▶ _DIRECTIONS FOR THIS TASK_
Retype the full set of records. Keep every character identical.

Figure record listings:
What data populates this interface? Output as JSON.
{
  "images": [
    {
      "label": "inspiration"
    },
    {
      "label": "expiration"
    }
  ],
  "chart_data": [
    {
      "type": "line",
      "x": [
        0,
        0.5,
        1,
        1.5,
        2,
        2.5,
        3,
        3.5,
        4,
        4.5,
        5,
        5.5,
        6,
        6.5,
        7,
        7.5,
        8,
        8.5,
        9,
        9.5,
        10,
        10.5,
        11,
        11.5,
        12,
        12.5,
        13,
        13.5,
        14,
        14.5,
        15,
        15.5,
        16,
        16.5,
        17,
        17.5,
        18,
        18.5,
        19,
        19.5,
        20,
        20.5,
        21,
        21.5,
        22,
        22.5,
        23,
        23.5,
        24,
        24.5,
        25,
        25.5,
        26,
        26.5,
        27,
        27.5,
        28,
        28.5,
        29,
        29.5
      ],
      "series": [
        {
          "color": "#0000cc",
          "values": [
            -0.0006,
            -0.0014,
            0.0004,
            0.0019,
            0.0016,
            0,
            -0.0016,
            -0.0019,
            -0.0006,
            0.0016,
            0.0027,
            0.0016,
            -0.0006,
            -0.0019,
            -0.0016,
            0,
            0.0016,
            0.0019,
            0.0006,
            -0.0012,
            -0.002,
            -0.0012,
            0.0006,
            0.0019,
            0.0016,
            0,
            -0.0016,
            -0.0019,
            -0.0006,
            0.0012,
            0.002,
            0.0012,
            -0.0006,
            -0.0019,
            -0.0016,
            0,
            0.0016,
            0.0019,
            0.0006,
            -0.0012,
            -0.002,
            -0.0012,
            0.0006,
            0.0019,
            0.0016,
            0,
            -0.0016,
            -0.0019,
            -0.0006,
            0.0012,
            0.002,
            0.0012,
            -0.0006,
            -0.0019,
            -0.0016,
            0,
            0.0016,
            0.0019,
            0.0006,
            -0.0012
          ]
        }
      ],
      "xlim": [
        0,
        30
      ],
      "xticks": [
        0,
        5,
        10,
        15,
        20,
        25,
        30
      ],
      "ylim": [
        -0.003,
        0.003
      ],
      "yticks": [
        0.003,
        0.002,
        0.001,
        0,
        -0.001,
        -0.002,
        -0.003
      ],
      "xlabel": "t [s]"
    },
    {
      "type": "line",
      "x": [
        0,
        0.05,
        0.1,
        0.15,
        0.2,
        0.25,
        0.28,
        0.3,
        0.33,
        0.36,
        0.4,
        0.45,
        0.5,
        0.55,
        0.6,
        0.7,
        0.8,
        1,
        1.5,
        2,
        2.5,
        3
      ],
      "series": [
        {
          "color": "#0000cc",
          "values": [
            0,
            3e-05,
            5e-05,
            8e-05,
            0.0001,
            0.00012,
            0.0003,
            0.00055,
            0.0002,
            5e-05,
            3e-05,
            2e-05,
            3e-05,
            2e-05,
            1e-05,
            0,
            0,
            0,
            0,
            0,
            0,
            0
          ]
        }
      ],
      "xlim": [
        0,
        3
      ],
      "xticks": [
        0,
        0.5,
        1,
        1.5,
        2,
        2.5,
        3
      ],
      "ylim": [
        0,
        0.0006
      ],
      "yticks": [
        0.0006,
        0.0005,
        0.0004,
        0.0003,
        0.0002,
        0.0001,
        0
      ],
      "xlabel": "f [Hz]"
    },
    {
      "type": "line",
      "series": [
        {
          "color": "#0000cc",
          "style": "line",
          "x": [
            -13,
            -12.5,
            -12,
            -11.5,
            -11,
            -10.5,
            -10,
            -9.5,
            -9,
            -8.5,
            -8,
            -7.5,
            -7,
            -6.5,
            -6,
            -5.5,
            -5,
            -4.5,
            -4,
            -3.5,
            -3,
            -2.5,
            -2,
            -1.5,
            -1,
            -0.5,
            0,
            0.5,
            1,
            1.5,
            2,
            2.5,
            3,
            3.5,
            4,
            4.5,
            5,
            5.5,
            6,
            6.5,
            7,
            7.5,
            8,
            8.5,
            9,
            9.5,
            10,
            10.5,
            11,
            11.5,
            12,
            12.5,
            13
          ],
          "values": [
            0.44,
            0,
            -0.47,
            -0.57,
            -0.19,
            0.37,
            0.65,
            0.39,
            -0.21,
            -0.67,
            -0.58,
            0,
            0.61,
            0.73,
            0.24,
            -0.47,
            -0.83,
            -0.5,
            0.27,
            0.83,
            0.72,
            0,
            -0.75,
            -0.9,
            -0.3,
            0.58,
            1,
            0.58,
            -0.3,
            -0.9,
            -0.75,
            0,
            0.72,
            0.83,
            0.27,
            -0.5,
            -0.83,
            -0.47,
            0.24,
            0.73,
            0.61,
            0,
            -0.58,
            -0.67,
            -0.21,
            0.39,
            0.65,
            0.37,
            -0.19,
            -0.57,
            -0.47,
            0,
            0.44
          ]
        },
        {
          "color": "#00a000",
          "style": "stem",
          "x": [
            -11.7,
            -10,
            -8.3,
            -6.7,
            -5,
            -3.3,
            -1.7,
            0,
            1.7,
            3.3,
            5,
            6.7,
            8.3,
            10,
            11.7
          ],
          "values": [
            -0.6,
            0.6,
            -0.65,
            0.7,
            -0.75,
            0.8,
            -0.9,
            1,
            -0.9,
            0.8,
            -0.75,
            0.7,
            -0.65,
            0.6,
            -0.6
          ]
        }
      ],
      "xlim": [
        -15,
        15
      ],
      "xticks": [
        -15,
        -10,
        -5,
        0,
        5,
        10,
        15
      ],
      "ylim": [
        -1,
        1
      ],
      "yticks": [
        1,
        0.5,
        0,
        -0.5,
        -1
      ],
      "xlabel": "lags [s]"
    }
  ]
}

▶ _COMPLETE ANSWER_
What data populates this interface? Output as JSON.
{
  "images": [
    {
      "label": "inspiration"
    },
    {
      "label": "expiration"
    }
  ],
  "chart_data": [
    {
      "type": "line",
      "x": [
        0,
        0.5,
        1,
        1.5,
        2,
        2.5,
        3,
        3.5,
        4,
        4.5,
        5,
        5.5,
        6,
        6.5,
        7,
        7.5,
        8,
        8.5,
        9,
        9.5,
        10,
        10.5,
        11,
        11.5,
        12,
        12.5,
        13,
        13.5,
        14,
        14.5,
        15,
        15.5,
        16,
        16.5,
        17,
        17.5,
        18,
        18.5,
        19,
        19.5,
        20,
        20.5,
        21,
        21.5,
        22,
        22.5,
        23,
        23.5,
        24,
        24.5,
        25,
        25.5,
        26,
        26.5,
        27,
        27.5,
        28,
        28.5,
        29,
        29.5
      ],
      "series": [
        {
          "color": "#0000cc",
          "values": [
            -0.0006,
            -0.0014,
            0.0004,
            0.0019,
            0.0016,
            0,
            -0.0016,
            -0.0019,
            -0.0006,
            0.0016,
            0.0027,
            0.0016,
            -0.0006,
            -0.0019,
            -0.0016,
            0,
            0.0016,
            0.0019,
            0.0006,
            -0.0012,
            -0.002,
            -0.0012,
            0.0006,
            0.0019,
            0.0016,
            0,
            -0.0016,
            -0.0019,
            -0.0006,
            0.0012,
            0.002,
            0.0012,
            -0.0006,
            -0.0019,
            -0.0016,
            0,
            0.0016,
            0.0019,
            0.0006,
            -0.0012,
            -0.002,
            -0.0012,
            0.0006,
            0.0019,
            0.0016,
            0,
            -0.0016,
            -0.0019,
            -0.0006,
            0.0012,
            0.002,
            0.0012,
            -0.0006,
            -0.0019,
            -0.0016,
            0,
            0.0016,
            0.0019,
            0.0006,
            -0.0012
          ]
        }
      ],
      "xlim": [
        0,
        30
      ],
      "xticks": [
        0,
        5,
        10,
        15,
        20,
        25,
        30
      ],
      "ylim": [
        -0.003,
        0.003
      ],
      "yticks": [
        0.003,
        0.002,
        0.001,
        0,
        -0.001,
        -0.002,
        -0.003
      ],
      "xlabel": "t [s]"
    },
    {
      "type": "line",
      "x": [
        0,
        0.05,
        0.1,
        0.15,
        0.2,
        0.25,
        0.28,
        0.3,
        0.33,
        0.36,
        0.4,
        0.45,
        0.5,
        0.55,
        0.6,
        0.7,
        0.8,
        1,
        1.5,
        2,
        2.5,
        3
      ],
      "series": [
        {
          "color": "#0000cc",
          "values": [
            0,
            3e-05,
            5e-05,
            8e-05,
            0.0001,
            0.00012,
            0.0003,
            0.00055,
            0.0002,
            5e-05,
            3e-05,
            2e-05,
            3e-05,
            2e-05,
            1e-05,
            0,
            0,
            0,
            0,
            0,
            0,
            0
          ]
        }
      ],
      "xlim": [
        0,
        3
      ],
      "xticks": [
        0,
        0.5,
        1,
        1.5,
        2,
        2.5,
        3
      ],
      "ylim": [
        0,
        0.0006
      ],
      "yticks": [
        0.0006,
        0.0005,
        0.0004,
        0.0003,
        0.0002,
        0.0001,
        0
      ],
      "xlabel": "f [Hz]"
    },
    {
      "type": "line",
      "series": [
        {
          "color": "#0000cc",
          "style": "line",
          "x": [
            -13,
            -12.5,
            -12,
            -11.5,
            -11,
            -10.5,
            -10,
            -9.5,
            -9,
            -8.5,
            -8,
            -7.5,
            -7,
            -6.5,
            -6,
            -5.5,
            -5,
            -4.5,
            -4,
            -3.5,
            -3,
            -2.5,
            -2,
            -1.5,
            -1,
            -0.5,
            0,
            0.5,
            1,
            1.5,
            2,
            2.5,
            3,
            3.5,
            4,
            4.5,
            5,
            5.5,
            6,
            6.5,
            7,
            7.5,
            8,
            8.5,
            9,
            9.5,
            10,
            10.5,
            11,
            11.5,
            12,
            12.5,
            13
          ],
          "values": [
            0.44,
            0,
            -0.47,
            -0.57,
            -0.19,
            0.37,
            0.65,
            0.39,
            -0.21,
            -0.67,
            -0.58,
            0,
            0.61,
            0.73,
            0.24,
            -0.47,
            -0.83,
            -0.5,
            0.27,
            0.83,
            0.72,
            0,
            -0.75,
            -0.9,
            -0.3,
            0.58,
            1,
            0.58,
            -0.3,
            -0.9,
            -0.75,
            0,
            0.72,
            0.83,
            0.27,
            -0.5,
            -0.83,
            -0.47,
            0.24,
            0.73,
            0.61,
            0,
            -0.58,
            -0.67,
            -0.21,
            0.39,
            0.65,
            0.37,
            -0.19,
            -0.57,
            -0.47,
            0,
            0.44
          ]
        },
        {
          "color": "#00a000",
          "style": "stem",
          "x": [
            -11.7,
            -10,
            -8.3,
            -6.7,
            -5,
            -3.3,
            -1.7,
            0,
            1.7,
            3.3,
            5,
            6.7,
            8.3,
            10,
            11.7
          ],
          "values": [
            -0.6,
            0.6,
            -0.65,
            0.7,
            -0.75,
            0.8,
            -0.9,
            1,
            -0.9,
            0.8,
            -0.75,
            0.7,
            -0.65,
            0.6,
            -0.6
          ]
        }
      ],
      "xlim": [
        -15,
        15
      ],
      "xticks": [
        -15,
        -10,
        -5,
        0,
        5,
        10,
        15
      ],
      "ylim": [
        -1,
        1
      ],
      "yticks": [
        1,
        0.5,
        0,
        -0.5,
        -1
      ],
      "xlabel": "lags [s]"
    }
  ]
}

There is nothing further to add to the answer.